# What you should do
Compile every line that includes the word "this".

# Data rows
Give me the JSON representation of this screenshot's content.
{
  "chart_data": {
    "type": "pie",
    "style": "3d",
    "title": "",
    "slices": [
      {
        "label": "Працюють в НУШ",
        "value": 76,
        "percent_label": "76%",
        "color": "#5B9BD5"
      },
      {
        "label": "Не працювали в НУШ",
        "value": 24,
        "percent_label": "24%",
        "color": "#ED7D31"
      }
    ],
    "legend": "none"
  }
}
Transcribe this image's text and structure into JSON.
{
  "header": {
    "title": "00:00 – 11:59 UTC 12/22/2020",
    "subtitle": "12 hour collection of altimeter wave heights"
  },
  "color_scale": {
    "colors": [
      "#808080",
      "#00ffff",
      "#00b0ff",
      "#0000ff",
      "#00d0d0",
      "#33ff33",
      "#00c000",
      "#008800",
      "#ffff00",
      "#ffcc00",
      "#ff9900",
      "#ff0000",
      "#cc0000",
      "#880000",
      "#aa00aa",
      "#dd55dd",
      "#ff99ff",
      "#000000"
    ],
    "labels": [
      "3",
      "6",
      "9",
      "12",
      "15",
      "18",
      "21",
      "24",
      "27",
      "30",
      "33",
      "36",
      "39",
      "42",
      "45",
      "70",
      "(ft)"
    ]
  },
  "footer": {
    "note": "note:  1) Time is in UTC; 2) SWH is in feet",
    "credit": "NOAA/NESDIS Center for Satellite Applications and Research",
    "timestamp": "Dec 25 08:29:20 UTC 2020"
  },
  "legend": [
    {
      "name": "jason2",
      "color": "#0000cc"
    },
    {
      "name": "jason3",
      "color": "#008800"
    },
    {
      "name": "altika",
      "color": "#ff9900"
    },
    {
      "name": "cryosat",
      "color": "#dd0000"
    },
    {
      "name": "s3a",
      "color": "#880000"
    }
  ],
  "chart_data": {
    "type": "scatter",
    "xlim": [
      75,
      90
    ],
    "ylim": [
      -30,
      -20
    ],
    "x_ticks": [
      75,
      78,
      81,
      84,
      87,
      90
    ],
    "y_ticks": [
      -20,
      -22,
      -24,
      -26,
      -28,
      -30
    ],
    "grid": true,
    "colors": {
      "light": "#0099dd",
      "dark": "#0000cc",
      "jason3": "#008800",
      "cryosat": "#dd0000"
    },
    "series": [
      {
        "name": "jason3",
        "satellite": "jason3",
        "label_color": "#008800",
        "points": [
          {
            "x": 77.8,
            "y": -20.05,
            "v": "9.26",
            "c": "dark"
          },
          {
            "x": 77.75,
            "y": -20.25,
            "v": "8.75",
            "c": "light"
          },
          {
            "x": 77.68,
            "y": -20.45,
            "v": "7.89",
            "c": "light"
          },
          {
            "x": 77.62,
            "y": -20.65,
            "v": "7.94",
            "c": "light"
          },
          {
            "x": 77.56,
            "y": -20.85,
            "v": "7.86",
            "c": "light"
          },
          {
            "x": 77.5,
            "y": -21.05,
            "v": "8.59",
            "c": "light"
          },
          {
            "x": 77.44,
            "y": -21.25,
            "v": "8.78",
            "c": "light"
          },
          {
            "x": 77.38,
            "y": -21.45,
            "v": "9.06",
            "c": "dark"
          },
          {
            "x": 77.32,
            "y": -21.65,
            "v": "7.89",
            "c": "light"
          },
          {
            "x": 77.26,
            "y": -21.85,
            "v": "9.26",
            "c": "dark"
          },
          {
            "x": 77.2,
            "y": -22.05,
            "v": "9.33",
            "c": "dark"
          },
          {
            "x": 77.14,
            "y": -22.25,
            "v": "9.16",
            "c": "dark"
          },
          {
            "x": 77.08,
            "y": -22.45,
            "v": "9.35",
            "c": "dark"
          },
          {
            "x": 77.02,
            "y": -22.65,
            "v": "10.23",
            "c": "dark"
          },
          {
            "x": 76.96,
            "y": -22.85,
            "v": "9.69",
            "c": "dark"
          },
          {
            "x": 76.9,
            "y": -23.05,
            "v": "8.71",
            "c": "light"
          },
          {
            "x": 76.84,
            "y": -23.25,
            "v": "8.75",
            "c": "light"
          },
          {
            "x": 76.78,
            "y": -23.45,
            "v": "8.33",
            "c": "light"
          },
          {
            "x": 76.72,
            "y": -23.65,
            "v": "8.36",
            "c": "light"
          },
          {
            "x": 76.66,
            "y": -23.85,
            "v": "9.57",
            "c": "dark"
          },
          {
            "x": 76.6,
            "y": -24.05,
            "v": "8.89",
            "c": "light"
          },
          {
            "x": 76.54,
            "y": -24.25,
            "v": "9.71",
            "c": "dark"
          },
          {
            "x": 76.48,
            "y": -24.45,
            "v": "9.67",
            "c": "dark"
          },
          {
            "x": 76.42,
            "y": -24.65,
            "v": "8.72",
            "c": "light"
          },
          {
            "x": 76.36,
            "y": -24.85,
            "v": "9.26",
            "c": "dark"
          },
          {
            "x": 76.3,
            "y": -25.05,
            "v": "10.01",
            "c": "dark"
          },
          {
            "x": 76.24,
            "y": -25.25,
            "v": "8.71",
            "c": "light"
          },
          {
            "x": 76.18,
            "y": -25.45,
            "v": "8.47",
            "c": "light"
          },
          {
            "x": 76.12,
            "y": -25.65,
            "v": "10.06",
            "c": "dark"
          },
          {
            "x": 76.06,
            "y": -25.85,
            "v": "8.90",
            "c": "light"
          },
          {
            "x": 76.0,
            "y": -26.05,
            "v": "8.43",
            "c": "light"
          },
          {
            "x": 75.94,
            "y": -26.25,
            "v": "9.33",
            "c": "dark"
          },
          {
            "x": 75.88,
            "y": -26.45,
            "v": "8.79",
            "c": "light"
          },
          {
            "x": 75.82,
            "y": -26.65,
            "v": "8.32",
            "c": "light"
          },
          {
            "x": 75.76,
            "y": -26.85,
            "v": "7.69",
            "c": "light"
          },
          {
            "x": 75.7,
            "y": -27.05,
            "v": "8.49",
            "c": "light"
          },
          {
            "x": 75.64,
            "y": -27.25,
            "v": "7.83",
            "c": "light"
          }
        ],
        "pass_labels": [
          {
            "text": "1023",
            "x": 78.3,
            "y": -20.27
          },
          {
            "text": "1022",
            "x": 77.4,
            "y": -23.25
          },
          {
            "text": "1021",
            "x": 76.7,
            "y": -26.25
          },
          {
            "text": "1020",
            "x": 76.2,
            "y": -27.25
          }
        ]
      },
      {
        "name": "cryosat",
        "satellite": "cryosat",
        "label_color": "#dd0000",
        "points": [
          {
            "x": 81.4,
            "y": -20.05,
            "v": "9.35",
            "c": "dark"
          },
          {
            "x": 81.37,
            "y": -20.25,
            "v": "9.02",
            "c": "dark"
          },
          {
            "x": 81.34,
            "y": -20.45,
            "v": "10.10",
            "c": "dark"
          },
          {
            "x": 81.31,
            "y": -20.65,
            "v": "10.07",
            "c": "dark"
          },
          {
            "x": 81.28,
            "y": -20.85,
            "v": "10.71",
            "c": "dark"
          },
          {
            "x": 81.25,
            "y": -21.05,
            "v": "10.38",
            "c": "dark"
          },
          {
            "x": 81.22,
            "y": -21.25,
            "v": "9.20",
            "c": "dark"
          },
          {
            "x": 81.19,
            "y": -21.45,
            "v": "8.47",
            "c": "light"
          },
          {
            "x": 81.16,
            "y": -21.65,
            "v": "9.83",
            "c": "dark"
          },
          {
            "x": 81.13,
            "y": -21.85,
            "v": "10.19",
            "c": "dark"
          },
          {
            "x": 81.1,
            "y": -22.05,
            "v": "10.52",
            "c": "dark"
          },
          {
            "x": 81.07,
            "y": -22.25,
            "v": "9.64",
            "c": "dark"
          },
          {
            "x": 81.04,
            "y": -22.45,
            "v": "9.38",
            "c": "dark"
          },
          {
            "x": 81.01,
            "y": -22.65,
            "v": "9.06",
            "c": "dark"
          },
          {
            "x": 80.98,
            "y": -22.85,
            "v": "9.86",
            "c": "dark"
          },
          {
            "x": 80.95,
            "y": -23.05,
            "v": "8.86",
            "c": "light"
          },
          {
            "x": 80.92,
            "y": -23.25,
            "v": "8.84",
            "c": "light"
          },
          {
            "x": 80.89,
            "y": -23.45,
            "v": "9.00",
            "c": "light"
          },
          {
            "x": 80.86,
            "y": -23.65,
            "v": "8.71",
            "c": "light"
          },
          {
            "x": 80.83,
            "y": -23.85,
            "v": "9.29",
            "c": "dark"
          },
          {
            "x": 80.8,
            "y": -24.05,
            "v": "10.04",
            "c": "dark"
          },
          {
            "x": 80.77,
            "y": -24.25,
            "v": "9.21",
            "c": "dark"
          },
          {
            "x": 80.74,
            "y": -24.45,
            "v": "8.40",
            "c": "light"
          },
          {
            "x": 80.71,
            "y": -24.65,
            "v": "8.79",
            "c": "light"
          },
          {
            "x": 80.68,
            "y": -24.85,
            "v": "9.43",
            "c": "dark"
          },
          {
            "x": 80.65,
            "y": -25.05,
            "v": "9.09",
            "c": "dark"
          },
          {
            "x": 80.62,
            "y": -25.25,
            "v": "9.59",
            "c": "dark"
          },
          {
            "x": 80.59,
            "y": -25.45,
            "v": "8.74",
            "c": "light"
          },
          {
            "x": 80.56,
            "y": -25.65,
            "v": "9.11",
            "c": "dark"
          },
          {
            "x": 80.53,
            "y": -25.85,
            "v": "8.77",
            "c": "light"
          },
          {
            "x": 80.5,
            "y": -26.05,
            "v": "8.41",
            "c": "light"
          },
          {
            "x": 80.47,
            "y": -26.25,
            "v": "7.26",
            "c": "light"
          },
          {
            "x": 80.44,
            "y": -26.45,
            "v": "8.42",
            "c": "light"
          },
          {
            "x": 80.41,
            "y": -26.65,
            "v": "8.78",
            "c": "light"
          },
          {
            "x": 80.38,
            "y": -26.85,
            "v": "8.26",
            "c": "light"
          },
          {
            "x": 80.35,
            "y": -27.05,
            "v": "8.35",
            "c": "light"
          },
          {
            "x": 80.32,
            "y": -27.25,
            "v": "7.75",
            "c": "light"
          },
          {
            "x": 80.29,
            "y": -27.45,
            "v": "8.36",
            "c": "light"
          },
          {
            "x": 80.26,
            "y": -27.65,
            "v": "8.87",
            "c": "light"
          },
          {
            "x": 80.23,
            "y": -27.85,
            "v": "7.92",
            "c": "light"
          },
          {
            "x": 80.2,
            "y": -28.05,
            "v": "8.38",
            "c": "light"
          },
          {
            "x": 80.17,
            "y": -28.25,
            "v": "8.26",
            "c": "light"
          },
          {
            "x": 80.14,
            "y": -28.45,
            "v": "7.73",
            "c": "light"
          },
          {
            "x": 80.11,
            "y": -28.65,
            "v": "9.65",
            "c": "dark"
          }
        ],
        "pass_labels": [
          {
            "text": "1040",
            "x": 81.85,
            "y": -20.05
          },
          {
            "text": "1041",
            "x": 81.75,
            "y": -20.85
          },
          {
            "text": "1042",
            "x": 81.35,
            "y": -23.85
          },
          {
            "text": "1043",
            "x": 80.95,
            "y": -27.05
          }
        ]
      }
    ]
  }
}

# Correct response
Give me the JSON representation of this screenshot's content.
Transcribe this image's text and structure into JSON.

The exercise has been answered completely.